Tally the lines that contain "Secondary" and report the total alone.

[Entries from a dataset]
========================

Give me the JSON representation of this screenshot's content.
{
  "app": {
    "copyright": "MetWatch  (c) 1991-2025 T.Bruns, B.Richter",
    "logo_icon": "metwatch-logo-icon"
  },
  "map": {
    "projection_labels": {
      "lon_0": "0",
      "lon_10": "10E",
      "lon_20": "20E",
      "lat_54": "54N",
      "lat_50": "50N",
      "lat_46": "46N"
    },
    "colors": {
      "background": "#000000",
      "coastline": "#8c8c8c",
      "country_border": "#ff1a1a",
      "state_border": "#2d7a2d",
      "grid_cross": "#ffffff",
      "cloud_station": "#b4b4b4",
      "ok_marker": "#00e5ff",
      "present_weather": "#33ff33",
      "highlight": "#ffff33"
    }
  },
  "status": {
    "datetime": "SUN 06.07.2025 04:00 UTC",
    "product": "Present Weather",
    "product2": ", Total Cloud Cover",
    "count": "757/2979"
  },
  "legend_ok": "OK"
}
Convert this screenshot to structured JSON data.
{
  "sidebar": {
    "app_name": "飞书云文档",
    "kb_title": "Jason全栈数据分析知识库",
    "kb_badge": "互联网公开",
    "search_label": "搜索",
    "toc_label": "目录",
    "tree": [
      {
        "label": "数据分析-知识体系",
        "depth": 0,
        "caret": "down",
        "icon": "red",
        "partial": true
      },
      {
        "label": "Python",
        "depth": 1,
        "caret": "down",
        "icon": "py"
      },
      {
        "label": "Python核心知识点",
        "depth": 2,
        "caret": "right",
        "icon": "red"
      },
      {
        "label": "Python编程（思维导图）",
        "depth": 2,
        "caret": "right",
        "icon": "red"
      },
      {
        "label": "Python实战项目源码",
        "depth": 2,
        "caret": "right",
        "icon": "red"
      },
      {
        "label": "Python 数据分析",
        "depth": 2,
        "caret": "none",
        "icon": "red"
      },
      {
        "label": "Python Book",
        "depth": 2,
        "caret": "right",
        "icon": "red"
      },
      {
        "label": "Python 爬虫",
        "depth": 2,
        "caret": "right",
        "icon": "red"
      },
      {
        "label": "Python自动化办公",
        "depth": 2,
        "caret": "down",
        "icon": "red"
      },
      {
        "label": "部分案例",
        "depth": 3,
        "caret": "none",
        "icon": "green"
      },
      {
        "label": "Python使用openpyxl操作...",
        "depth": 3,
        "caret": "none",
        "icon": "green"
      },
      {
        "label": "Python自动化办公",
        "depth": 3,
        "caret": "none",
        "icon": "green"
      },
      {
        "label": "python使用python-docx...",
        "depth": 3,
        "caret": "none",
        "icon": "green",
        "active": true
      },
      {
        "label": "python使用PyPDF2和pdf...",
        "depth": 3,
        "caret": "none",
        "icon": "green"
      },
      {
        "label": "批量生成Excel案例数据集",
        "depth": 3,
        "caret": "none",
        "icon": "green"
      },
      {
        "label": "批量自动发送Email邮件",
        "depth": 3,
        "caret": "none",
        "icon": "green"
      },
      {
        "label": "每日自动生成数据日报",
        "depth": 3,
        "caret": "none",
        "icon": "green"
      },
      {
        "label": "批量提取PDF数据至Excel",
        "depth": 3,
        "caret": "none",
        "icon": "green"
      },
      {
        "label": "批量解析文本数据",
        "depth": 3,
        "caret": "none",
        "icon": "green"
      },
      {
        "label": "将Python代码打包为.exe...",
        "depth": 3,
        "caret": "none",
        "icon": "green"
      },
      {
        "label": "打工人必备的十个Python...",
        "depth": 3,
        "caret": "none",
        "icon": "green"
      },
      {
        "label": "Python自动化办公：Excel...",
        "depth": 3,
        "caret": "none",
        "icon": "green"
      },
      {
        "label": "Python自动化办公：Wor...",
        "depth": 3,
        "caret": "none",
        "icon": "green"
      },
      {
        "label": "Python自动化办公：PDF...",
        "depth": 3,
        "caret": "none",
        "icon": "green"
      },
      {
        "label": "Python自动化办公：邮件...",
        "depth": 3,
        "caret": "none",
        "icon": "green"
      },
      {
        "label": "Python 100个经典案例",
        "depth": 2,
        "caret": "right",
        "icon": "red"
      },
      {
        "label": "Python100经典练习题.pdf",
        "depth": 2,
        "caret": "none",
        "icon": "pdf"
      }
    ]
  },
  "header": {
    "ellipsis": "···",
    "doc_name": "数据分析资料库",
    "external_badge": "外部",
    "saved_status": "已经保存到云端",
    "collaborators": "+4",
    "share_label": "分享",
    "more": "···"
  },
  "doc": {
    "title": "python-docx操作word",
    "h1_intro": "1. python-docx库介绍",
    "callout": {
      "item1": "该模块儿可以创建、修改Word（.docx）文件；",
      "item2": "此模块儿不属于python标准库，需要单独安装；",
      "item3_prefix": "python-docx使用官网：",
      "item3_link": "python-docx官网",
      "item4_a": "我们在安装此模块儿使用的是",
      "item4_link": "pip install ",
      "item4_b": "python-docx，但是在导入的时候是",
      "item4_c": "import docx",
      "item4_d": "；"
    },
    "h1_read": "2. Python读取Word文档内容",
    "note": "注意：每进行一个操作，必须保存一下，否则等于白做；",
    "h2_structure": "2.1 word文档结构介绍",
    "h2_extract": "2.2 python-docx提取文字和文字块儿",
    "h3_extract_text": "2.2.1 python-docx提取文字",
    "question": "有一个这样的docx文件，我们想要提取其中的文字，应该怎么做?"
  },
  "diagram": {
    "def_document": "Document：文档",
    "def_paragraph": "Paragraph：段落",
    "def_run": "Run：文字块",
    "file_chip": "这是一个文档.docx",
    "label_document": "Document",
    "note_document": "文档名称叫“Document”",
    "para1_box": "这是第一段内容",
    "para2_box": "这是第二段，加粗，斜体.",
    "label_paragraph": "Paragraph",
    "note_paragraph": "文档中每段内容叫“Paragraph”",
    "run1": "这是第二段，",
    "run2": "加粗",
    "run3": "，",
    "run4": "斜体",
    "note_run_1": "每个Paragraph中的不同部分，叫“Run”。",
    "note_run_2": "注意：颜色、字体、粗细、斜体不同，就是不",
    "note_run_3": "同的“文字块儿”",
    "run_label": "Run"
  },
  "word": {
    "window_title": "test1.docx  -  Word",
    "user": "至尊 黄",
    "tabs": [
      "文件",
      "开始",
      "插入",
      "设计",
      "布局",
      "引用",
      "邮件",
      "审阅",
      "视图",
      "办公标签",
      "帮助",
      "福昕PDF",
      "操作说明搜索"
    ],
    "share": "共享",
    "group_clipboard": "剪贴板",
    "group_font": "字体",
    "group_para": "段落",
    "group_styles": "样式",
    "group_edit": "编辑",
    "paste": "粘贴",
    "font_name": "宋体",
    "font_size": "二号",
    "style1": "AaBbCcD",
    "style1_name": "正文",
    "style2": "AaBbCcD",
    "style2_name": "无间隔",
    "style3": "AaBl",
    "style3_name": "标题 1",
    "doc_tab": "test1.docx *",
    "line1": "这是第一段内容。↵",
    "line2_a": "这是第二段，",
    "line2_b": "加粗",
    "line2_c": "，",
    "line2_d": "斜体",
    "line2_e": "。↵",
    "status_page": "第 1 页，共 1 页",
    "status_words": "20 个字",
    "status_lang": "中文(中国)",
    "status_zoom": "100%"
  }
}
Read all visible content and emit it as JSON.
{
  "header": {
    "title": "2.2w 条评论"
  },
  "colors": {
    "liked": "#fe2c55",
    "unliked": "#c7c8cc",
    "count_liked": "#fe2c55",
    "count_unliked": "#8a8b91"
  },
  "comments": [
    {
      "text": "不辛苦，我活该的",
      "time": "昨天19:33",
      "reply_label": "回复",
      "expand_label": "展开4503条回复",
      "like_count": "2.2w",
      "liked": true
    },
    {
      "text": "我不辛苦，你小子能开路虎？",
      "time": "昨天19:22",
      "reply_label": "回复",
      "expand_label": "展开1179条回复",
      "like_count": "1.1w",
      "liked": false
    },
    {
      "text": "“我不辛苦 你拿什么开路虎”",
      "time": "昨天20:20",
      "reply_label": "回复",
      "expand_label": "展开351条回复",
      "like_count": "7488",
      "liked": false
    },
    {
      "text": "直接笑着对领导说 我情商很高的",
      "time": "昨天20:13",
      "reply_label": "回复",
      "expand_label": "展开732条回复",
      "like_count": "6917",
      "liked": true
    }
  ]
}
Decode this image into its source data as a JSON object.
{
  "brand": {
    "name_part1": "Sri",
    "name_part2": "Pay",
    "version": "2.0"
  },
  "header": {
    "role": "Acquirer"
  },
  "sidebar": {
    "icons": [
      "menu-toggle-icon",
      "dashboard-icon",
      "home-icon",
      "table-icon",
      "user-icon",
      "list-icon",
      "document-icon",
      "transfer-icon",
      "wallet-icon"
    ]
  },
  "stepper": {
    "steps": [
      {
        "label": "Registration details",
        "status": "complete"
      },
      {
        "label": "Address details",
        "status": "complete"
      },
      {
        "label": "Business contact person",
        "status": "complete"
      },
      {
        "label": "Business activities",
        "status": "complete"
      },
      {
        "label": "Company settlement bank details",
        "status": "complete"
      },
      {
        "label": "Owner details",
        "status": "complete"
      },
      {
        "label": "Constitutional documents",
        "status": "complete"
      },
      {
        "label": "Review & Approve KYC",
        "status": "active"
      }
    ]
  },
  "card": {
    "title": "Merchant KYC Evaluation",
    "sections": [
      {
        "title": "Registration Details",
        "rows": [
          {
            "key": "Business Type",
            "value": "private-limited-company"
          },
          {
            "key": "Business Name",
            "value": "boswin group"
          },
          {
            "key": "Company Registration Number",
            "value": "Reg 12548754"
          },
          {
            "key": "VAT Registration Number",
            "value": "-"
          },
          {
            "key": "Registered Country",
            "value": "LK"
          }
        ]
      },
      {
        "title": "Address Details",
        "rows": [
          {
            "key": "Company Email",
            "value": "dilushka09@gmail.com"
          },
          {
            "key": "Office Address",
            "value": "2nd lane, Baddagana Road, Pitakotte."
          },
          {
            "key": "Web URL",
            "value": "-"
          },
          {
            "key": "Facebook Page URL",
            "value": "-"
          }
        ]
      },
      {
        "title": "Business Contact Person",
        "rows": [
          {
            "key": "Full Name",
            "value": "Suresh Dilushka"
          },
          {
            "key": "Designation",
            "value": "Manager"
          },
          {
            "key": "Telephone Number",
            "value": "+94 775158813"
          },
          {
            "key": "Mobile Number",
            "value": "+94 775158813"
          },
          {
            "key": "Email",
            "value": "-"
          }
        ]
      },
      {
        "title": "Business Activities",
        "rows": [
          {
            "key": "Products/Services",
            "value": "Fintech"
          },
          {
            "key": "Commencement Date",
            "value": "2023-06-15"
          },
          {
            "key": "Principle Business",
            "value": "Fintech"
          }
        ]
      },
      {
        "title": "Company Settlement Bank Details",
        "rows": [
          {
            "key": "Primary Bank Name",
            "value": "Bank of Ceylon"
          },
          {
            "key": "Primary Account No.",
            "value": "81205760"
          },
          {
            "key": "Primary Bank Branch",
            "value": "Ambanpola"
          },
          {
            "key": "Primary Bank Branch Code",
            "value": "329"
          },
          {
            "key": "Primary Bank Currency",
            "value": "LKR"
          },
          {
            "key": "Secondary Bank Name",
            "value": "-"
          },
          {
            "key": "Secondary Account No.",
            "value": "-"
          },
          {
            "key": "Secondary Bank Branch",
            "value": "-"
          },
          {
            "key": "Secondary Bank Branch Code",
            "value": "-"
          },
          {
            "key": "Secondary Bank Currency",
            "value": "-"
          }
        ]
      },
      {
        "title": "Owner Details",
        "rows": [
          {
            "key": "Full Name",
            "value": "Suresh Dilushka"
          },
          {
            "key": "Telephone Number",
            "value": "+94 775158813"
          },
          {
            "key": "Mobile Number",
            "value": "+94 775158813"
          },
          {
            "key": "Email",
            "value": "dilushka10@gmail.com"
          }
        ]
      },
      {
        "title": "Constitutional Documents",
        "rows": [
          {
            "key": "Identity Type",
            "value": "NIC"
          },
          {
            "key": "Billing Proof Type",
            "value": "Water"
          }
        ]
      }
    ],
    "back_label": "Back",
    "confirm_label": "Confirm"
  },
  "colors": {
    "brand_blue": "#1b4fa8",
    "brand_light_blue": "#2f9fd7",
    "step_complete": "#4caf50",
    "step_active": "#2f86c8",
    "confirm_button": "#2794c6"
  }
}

========================

- _Finished answer_:
5